- TASK GOAL -
Copy out each of the following lines word for word and in the same order, leaving nothing out and changing nothing.

- RECORDS -
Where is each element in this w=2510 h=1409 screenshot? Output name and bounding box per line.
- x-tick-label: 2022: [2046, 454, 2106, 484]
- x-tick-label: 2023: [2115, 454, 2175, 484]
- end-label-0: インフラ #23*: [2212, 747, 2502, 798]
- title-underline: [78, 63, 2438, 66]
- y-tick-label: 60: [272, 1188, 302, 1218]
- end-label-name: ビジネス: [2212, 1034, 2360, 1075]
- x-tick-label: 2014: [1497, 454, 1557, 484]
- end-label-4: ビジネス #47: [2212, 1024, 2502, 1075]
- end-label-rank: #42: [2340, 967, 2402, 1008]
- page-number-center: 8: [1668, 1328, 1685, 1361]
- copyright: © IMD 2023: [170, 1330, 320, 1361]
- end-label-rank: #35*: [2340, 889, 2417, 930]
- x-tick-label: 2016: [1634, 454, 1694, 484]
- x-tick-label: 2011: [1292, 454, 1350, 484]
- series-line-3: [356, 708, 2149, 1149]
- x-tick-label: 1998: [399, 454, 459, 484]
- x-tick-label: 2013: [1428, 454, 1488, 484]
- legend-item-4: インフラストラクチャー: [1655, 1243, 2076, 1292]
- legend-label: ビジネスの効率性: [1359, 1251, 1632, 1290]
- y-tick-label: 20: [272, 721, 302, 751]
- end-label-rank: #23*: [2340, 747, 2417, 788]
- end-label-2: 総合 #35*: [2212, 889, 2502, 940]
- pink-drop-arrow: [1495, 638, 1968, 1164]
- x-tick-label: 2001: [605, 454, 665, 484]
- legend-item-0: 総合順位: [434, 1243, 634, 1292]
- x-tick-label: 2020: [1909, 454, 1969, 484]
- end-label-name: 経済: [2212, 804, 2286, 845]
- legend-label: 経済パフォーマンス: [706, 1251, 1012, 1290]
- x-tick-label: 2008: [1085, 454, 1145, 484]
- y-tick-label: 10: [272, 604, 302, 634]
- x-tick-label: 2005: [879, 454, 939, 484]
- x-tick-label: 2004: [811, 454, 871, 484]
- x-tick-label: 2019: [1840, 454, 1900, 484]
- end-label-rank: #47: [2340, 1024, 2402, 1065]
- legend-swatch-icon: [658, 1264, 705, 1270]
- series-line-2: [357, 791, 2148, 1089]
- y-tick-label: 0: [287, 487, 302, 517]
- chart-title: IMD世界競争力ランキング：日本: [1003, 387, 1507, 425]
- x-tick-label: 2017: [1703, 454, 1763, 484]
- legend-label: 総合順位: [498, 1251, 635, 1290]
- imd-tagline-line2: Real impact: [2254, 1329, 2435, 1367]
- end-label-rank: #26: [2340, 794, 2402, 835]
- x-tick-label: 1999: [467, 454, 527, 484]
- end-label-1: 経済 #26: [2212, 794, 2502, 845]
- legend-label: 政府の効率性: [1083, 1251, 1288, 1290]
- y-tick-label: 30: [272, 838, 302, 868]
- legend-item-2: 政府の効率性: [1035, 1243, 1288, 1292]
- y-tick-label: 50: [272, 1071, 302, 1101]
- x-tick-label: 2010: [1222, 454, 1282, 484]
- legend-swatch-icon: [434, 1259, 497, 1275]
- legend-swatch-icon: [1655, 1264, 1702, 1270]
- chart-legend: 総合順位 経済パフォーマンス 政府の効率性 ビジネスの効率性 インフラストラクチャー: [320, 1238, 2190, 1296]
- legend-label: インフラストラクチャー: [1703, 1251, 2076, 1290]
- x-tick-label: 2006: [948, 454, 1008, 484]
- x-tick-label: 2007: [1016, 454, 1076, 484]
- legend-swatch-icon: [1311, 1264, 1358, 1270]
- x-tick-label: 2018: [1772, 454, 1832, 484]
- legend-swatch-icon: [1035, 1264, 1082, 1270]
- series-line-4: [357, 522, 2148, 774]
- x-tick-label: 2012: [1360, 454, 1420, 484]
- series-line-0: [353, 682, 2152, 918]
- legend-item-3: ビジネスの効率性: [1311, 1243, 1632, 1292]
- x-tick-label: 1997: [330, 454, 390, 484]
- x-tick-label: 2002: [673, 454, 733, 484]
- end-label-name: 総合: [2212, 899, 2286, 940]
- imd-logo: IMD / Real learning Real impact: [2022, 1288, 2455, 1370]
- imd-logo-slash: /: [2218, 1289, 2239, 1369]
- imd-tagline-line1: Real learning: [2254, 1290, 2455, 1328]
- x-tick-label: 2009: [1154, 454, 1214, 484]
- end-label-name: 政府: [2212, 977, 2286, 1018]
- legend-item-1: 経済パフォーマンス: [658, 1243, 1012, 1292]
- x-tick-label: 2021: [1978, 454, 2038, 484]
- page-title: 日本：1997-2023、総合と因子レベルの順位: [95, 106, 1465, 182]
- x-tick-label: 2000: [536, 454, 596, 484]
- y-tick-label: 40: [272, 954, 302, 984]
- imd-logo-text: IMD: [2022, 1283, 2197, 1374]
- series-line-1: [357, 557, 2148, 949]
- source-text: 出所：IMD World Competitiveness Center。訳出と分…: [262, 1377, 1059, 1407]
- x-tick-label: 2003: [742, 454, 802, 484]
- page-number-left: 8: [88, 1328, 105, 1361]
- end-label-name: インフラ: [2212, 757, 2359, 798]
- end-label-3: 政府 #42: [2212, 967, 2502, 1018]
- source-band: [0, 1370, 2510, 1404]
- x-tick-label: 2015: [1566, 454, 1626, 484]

- TASK RESULT -
Where is each element in this w=2510 h=1409 screenshot? Output name and bounding box per line.
- x-tick-label: 2022: [2046, 454, 2106, 484]
- x-tick-label: 2023: [2115, 454, 2175, 484]
- end-label-0: インフラ #23*: [2212, 747, 2502, 798]
- title-underline: [78, 63, 2438, 66]
- y-tick-label: 60: [272, 1188, 302, 1218]
- end-label-name: ビジネス: [2212, 1034, 2360, 1075]
- x-tick-label: 2014: [1497, 454, 1557, 484]
- end-label-4: ビジネス #47: [2212, 1024, 2502, 1075]
- end-label-rank: #42: [2340, 967, 2402, 1008]
- page-number-center: 8: [1668, 1328, 1685, 1361]
- copyright: © IMD 2023: [170, 1330, 320, 1361]
- end-label-rank: #35*: [2340, 889, 2417, 930]
- x-tick-label: 2016: [1634, 454, 1694, 484]
- x-tick-label: 2011: [1292, 454, 1350, 484]
- series-line-3: [356, 708, 2149, 1149]
- x-tick-label: 1998: [399, 454, 459, 484]
- x-tick-label: 2013: [1428, 454, 1488, 484]
- legend-item-4: インフラストラクチャー: [1655, 1243, 2076, 1292]
- legend-label: ビジネスの効率性: [1359, 1251, 1632, 1290]
- y-tick-label: 20: [272, 721, 302, 751]
- end-label-rank: #23*: [2340, 747, 2417, 788]
- end-label-2: 総合 #35*: [2212, 889, 2502, 940]
- pink-drop-arrow: [1495, 638, 1968, 1164]
- x-tick-label: 2001: [605, 454, 665, 484]
- legend-item-0: 総合順位: [434, 1243, 634, 1292]
- x-tick-label: 2020: [1909, 454, 1969, 484]
- end-label-name: 経済: [2212, 804, 2286, 845]
- legend-label: 経済パフォーマンス: [706, 1251, 1012, 1290]
- x-tick-label: 2008: [1085, 454, 1145, 484]
- y-tick-label: 10: [272, 604, 302, 634]
- x-tick-label: 2005: [879, 454, 939, 484]
- x-tick-label: 2004: [811, 454, 871, 484]
- x-tick-label: 2019: [1840, 454, 1900, 484]
- end-label-rank: #47: [2340, 1024, 2402, 1065]
- legend-swatch-icon: [658, 1264, 705, 1270]
- series-line-2: [357, 791, 2148, 1089]
- y-tick-label: 0: [287, 487, 302, 517]
- chart-title: IMD世界競争力ランキング：日本: [1003, 387, 1507, 425]
- x-tick-label: 2017: [1703, 454, 1763, 484]
- legend-label: 総合順位: [498, 1251, 635, 1290]
- imd-tagline-line2: Real impact: [2254, 1329, 2435, 1367]
- end-label-rank: #26: [2340, 794, 2402, 835]
- x-tick-label: 1999: [467, 454, 527, 484]
- end-label-1: 経済 #26: [2212, 794, 2502, 845]
- legend-label: 政府の効率性: [1083, 1251, 1288, 1290]
- y-tick-label: 30: [272, 838, 302, 868]
- legend-item-2: 政府の効率性: [1035, 1243, 1288, 1292]
- y-tick-label: 50: [272, 1071, 302, 1101]
- x-tick-label: 2010: [1222, 454, 1282, 484]
- legend-swatch-icon: [434, 1259, 497, 1275]
- legend-swatch-icon: [1655, 1264, 1702, 1270]
- chart-legend: 総合順位 経済パフォーマンス 政府の効率性 ビジネスの効率性 インフラストラクチャー: [320, 1238, 2190, 1296]
- legend-label: インフラストラクチャー: [1703, 1251, 2076, 1290]
- x-tick-label: 2006: [948, 454, 1008, 484]
- x-tick-label: 2007: [1016, 454, 1076, 484]
- legend-swatch-icon: [1311, 1264, 1358, 1270]
- x-tick-label: 2018: [1772, 454, 1832, 484]
- legend-swatch-icon: [1035, 1264, 1082, 1270]
- series-line-4: [357, 522, 2148, 774]
- x-tick-label: 2012: [1360, 454, 1420, 484]
- series-line-0: [353, 682, 2152, 918]
- legend-item-3: ビジネスの効率性: [1311, 1243, 1632, 1292]
- x-tick-label: 1997: [330, 454, 390, 484]
- x-tick-label: 2002: [673, 454, 733, 484]
- end-label-name: 総合: [2212, 899, 2286, 940]
- imd-logo: IMD / Real learning Real impact: [2022, 1288, 2455, 1370]
- imd-logo-slash: /: [2218, 1289, 2239, 1369]
- imd-tagline-line1: Real learning: [2254, 1290, 2455, 1328]
- x-tick-label: 2009: [1154, 454, 1214, 484]
- end-label-name: 政府: [2212, 977, 2286, 1018]
- legend-item-1: 経済パフォーマンス: [658, 1243, 1012, 1292]
- x-tick-label: 2021: [1978, 454, 2038, 484]
- page-title: 日本：1997-2023、総合と因子レベルの順位: [95, 106, 1465, 182]
- x-tick-label: 2000: [536, 454, 596, 484]
- y-tick-label: 40: [272, 954, 302, 984]
- imd-logo-text: IMD: [2022, 1283, 2197, 1374]
- series-line-1: [357, 557, 2148, 949]
- source-text: 出所：IMD World Competitiveness Center。訳出と分…: [262, 1377, 1059, 1407]
- x-tick-label: 2003: [742, 454, 802, 484]
- page-number-left: 8: [88, 1328, 105, 1361]
- end-label-name: インフラ: [2212, 757, 2359, 798]
- end-label-3: 政府 #42: [2212, 967, 2502, 1018]
- source-band: [0, 1370, 2510, 1404]
- x-tick-label: 2015: [1566, 454, 1626, 484]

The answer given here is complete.